**DATA ENTRIES**
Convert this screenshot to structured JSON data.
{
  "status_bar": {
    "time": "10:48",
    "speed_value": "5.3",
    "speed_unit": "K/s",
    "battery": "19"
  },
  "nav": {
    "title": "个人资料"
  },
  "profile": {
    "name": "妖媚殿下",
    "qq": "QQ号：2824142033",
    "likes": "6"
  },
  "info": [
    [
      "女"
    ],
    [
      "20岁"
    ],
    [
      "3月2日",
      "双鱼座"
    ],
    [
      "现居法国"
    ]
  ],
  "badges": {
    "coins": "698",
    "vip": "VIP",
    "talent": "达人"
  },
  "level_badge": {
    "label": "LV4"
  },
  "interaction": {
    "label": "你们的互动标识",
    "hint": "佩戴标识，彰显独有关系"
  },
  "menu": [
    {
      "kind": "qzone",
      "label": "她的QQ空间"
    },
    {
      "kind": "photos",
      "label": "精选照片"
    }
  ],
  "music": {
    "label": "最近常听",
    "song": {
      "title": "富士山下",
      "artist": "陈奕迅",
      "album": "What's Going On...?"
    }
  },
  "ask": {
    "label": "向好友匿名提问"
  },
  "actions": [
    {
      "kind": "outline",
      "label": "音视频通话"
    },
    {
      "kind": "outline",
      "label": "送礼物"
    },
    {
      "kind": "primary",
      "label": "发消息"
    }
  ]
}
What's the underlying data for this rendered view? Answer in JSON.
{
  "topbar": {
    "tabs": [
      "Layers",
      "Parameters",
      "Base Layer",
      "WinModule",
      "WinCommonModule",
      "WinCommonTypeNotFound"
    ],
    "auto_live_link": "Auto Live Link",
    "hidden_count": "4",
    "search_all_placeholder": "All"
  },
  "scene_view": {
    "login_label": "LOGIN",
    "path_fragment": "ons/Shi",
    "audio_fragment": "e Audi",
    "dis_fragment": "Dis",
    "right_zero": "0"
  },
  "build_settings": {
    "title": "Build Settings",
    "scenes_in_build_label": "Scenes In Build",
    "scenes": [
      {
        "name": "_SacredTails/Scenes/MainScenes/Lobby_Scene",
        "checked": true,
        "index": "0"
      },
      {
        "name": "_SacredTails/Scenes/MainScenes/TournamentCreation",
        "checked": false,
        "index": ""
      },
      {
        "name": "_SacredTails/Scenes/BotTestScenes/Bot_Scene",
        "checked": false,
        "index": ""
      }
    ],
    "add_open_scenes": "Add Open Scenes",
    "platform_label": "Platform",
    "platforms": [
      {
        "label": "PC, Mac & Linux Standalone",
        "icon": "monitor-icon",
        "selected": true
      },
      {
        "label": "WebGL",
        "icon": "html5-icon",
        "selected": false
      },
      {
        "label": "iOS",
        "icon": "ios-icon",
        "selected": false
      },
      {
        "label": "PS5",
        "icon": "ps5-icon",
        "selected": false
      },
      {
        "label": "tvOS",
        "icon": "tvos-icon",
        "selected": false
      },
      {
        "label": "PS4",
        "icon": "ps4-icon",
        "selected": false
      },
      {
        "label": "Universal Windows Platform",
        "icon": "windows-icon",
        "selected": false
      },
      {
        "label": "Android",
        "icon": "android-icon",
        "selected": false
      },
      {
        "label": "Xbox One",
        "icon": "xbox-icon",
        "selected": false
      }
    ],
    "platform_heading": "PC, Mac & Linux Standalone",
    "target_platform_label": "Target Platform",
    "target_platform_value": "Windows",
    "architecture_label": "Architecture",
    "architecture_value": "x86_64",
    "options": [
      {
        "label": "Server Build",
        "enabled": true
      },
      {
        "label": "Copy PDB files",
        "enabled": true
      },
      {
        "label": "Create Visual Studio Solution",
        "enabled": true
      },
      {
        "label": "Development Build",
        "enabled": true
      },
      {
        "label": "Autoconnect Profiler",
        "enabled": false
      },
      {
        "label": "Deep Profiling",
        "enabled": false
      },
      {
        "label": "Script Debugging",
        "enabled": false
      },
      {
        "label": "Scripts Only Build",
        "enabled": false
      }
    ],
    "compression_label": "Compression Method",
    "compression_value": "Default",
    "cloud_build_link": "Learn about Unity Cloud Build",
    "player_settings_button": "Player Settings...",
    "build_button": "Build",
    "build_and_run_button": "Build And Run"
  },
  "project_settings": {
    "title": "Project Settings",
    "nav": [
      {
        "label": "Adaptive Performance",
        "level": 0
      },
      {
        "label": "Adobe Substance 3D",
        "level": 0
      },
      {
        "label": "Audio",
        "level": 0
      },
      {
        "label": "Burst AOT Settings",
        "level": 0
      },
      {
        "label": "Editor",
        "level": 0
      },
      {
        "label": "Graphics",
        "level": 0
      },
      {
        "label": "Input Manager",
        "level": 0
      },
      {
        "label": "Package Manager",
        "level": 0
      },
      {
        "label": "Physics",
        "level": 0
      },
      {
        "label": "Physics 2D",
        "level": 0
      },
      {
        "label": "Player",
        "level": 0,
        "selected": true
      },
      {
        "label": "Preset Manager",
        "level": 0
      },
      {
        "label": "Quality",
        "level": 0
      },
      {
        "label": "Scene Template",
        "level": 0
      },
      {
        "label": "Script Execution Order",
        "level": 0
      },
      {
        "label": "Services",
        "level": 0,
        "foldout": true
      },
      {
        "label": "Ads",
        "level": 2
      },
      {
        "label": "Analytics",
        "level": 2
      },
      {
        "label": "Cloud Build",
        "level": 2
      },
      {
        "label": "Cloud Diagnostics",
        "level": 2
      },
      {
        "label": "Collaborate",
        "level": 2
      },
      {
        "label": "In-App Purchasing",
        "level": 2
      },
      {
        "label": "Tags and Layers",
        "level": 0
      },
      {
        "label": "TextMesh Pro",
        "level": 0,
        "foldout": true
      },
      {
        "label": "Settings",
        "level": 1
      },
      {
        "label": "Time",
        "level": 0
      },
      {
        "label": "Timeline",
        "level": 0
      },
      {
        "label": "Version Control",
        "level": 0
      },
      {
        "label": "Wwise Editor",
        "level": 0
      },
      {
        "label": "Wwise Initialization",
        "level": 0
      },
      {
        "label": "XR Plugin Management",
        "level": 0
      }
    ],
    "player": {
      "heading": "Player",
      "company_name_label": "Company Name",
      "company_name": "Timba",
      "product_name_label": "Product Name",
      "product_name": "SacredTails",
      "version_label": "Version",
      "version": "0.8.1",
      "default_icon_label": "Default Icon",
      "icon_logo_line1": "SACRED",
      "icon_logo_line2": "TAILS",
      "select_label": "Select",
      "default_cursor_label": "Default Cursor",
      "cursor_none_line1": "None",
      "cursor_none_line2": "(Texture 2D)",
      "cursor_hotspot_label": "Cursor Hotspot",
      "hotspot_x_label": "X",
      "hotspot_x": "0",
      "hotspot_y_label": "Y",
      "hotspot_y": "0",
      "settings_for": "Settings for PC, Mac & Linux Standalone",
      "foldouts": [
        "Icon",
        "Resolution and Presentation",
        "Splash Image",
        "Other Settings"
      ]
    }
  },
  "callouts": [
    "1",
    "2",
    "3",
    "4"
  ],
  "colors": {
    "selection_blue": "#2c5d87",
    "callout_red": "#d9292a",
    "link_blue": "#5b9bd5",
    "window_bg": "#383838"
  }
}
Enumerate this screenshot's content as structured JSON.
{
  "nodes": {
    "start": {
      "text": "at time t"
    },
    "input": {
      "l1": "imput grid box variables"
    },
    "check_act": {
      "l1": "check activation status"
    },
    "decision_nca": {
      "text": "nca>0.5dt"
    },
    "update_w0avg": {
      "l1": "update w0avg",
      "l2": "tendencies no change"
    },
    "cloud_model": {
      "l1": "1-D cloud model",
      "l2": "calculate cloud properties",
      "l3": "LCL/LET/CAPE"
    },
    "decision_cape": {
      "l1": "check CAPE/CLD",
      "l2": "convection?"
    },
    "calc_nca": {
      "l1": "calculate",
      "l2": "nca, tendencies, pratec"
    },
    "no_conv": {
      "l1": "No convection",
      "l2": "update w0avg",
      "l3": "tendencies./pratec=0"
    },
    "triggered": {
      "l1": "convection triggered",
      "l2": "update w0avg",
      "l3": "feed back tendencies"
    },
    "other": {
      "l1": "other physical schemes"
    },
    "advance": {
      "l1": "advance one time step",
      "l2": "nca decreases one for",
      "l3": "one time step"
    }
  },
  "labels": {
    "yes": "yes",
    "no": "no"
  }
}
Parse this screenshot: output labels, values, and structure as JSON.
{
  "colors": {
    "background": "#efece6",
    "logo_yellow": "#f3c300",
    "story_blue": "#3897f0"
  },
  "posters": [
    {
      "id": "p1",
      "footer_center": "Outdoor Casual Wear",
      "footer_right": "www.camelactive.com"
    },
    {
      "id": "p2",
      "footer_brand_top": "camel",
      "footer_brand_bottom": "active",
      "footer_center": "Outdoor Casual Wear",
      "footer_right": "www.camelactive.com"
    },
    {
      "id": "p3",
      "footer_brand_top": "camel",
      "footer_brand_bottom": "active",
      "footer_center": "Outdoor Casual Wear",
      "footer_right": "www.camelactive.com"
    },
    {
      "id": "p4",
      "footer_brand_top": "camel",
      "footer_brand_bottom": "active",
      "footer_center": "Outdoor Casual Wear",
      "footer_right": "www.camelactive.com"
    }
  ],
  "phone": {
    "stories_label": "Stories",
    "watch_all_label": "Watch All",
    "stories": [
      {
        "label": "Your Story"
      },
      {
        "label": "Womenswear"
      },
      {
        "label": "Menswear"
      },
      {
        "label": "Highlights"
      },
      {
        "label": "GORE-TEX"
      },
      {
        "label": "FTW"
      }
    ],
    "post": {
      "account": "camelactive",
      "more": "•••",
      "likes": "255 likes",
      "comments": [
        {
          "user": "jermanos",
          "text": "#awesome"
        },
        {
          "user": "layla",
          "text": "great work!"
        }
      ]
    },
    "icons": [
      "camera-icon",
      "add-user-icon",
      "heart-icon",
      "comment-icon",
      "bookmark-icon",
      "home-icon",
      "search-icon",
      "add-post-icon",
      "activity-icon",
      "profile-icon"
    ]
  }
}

**WHAT YOU ARE ASKED TO DO**
Look for the word "this" and return every line where it occurs.

**WRITTEN REPLY**
Convert this screenshot to structured JSON data.
What's the underlying data for this rendered view? Answer in JSON.
Enumerate this screenshot's content as structured JSON.
Parse this screenshot: output labels, values, and structure as JSON.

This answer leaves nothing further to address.